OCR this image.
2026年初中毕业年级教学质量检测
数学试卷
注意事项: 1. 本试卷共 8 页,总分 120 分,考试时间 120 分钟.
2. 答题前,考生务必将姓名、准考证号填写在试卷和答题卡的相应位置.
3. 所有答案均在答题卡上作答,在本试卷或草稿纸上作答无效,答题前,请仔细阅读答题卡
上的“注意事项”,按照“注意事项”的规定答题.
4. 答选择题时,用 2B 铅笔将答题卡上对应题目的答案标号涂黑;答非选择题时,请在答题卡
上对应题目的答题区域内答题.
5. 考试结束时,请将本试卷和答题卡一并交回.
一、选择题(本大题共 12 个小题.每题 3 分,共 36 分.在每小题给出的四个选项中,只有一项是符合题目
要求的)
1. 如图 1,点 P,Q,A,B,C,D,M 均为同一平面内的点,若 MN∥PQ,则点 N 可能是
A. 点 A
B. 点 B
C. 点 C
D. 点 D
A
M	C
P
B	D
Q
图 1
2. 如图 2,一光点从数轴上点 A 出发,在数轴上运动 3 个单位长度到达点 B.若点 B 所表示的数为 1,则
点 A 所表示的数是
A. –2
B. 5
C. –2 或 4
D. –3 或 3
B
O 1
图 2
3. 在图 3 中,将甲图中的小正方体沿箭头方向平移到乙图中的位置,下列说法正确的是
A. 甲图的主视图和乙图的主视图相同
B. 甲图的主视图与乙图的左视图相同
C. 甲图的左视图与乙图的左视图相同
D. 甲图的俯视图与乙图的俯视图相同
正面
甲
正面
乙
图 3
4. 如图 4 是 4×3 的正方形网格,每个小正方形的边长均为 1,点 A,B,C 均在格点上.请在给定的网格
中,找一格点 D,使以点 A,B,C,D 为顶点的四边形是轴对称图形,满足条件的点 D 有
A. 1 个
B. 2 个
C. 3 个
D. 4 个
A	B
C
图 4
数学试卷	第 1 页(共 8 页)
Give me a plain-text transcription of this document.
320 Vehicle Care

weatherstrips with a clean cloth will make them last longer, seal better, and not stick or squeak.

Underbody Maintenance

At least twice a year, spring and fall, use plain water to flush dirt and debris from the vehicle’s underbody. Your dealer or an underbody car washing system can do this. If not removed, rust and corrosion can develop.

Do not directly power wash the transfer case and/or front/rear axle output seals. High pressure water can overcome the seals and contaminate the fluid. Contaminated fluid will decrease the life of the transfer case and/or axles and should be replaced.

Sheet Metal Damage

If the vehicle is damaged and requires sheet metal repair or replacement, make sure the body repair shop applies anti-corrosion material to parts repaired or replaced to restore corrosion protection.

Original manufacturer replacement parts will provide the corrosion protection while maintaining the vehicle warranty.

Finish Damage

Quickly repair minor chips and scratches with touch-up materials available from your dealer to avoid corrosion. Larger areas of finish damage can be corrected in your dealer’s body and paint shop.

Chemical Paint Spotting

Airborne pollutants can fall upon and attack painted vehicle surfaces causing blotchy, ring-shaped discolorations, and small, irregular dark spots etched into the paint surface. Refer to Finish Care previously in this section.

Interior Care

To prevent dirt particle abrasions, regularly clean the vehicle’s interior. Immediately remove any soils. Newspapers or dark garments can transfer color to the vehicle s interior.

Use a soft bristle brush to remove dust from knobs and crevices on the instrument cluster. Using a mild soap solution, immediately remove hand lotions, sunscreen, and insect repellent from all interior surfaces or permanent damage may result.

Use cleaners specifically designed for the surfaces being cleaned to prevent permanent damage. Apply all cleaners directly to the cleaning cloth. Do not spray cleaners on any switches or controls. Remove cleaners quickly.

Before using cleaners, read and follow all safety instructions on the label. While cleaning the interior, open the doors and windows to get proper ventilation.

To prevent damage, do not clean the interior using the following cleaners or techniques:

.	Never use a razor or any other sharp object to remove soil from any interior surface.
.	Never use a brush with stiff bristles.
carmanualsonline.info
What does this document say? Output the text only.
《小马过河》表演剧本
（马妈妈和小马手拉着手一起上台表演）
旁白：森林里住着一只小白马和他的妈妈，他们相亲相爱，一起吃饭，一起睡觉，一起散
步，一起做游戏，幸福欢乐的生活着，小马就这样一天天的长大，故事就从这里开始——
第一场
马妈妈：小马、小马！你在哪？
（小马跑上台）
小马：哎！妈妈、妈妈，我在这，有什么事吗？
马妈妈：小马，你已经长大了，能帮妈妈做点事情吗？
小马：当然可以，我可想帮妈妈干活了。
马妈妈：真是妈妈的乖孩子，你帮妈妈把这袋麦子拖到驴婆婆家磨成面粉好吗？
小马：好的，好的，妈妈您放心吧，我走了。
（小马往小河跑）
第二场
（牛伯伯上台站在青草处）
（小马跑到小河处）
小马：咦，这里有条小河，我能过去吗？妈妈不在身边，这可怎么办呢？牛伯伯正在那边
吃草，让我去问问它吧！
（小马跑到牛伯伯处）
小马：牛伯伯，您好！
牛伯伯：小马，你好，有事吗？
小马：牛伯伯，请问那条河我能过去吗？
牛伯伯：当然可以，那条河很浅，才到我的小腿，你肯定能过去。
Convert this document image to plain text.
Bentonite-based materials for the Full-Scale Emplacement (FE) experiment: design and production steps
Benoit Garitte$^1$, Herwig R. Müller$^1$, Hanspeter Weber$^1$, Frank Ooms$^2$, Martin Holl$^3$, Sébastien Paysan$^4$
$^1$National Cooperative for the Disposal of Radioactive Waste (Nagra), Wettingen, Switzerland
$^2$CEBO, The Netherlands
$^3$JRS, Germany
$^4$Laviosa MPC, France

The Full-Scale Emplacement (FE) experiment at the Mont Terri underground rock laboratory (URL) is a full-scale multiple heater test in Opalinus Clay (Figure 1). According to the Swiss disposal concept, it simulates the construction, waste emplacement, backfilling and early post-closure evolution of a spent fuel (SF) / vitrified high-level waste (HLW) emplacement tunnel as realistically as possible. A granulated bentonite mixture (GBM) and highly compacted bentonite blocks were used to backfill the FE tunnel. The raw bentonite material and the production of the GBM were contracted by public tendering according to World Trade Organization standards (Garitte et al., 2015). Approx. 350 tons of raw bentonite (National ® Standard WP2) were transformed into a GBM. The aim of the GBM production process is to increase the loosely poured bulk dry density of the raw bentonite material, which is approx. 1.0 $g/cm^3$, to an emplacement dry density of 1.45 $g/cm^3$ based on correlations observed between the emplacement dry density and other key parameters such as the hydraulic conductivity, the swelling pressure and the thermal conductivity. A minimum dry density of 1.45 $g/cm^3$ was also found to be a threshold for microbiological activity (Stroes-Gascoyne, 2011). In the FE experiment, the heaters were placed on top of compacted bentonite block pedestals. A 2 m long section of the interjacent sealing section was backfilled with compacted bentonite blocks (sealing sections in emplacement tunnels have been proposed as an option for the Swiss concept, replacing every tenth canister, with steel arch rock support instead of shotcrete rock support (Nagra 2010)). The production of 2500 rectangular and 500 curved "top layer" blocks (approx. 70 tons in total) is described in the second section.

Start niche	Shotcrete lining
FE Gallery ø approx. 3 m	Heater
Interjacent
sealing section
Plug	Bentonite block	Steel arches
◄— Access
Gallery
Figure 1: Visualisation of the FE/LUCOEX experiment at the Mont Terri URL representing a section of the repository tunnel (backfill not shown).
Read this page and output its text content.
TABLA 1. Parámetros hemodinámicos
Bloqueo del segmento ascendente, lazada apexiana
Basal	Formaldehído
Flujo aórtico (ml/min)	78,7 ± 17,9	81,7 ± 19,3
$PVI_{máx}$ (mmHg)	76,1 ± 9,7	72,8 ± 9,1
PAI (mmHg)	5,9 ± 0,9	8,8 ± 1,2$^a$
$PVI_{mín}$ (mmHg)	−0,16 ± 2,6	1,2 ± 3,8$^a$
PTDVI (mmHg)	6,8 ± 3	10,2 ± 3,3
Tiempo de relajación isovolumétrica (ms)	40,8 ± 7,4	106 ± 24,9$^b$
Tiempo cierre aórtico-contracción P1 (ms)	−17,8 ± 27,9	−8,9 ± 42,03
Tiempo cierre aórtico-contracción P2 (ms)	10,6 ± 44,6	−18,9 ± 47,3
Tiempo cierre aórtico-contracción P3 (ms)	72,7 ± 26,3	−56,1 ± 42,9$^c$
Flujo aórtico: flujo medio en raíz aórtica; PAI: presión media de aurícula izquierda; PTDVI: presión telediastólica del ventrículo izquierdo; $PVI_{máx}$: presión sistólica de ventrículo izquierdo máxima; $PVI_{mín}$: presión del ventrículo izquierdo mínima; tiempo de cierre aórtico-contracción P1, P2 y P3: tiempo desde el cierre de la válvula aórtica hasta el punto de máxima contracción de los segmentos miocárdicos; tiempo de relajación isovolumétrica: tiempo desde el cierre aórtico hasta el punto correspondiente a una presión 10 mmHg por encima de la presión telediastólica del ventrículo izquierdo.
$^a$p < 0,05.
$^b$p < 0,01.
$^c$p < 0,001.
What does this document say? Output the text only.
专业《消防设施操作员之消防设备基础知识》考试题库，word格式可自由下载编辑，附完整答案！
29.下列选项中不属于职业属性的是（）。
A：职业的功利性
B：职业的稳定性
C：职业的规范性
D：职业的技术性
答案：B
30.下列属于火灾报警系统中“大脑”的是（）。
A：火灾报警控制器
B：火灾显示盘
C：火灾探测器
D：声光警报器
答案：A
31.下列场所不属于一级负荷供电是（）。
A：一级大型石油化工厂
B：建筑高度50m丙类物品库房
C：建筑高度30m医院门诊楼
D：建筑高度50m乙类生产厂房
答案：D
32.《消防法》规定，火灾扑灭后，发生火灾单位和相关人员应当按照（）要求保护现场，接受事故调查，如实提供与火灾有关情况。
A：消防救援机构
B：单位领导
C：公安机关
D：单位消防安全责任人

- _The exercise_: Gather up the lines containing the word "prevent" from these records and copy them.

- _Complete output_:
To prevent dirt particle abrasions, regularly clean the vehicle’s interior. Immediately remove any soils. Newspapers or dark garments can transfer color to the vehicle s interior.
Use cleaners specifically designed for the surfaces being cleaned to prevent permanent damage. Apply all cleaners directly to the cleaning cloth. Do not spray cleaners on any switches or controls. Remove cleaners quickly.
To prevent damage, do not clean the interior using the following cleaners or techniques:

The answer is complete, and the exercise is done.